> Written task: Collect all the lines that mention the word "icon".

— START —

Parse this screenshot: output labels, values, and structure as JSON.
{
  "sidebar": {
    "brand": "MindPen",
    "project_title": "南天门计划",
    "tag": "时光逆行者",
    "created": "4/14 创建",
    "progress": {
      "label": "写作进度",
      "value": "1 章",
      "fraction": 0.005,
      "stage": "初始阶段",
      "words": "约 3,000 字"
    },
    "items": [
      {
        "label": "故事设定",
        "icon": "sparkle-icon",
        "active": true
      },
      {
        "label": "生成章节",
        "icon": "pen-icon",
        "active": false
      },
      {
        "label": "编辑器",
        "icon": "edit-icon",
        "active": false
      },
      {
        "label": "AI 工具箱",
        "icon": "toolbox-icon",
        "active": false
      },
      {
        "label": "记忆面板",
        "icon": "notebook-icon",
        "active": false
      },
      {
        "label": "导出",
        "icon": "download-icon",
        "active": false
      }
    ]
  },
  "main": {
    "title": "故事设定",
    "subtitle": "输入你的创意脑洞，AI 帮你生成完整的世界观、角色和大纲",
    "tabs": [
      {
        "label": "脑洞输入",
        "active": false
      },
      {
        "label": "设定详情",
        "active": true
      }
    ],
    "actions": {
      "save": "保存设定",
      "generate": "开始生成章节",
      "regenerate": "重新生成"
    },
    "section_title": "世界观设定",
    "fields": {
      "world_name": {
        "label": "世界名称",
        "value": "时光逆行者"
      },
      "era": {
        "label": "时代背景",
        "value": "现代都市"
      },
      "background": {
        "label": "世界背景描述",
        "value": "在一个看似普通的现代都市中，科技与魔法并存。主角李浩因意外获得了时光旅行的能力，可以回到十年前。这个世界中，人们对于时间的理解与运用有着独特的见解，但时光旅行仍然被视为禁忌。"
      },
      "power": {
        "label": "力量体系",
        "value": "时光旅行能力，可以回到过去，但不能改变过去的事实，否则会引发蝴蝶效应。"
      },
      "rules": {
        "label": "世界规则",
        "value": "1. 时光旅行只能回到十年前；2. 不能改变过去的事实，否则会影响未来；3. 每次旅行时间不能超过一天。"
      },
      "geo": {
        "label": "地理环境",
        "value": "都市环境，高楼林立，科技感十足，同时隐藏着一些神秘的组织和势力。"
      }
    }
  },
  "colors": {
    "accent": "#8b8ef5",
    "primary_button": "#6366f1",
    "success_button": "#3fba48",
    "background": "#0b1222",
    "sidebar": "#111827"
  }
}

— END —

> Problem solution:
        "icon": "sparkle-icon",
        "icon": "pen-icon",
        "icon": "edit-icon",
        "icon": "toolbox-icon",
        "icon": "notebook-icon",
        "icon": "download-icon",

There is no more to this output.